Problem statement:
Tally the lines of the data that include the word "轴上的截距为" and state the total, nothing else.
═════ Records for the exercise ═════
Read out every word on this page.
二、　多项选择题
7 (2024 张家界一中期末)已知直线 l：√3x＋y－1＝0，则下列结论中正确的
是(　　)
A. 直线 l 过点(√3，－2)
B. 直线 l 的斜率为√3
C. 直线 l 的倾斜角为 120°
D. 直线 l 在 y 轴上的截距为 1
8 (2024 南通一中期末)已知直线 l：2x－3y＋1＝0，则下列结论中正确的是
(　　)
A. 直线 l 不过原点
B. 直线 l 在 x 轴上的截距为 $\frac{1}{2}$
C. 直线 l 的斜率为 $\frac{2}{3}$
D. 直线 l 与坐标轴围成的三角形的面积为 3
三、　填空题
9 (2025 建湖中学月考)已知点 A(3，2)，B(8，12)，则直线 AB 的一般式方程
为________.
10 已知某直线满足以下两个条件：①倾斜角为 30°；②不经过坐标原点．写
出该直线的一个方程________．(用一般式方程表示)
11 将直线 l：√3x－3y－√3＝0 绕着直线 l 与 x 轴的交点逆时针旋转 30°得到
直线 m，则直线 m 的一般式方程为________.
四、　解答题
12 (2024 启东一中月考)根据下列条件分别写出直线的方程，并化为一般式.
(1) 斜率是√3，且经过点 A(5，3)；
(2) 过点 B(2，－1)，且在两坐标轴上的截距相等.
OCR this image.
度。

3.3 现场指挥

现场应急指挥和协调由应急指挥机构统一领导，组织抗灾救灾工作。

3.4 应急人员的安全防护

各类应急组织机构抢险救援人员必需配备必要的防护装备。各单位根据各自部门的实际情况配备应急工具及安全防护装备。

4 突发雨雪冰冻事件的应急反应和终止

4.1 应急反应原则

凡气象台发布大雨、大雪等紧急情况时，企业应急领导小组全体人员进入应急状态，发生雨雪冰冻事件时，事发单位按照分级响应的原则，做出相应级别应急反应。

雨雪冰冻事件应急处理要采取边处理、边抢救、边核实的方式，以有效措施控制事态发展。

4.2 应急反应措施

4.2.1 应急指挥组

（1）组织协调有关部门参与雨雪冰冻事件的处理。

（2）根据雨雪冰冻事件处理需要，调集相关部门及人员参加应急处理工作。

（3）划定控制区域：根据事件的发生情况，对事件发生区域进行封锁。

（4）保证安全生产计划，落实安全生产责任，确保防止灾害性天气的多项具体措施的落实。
═════
Response to this task:
2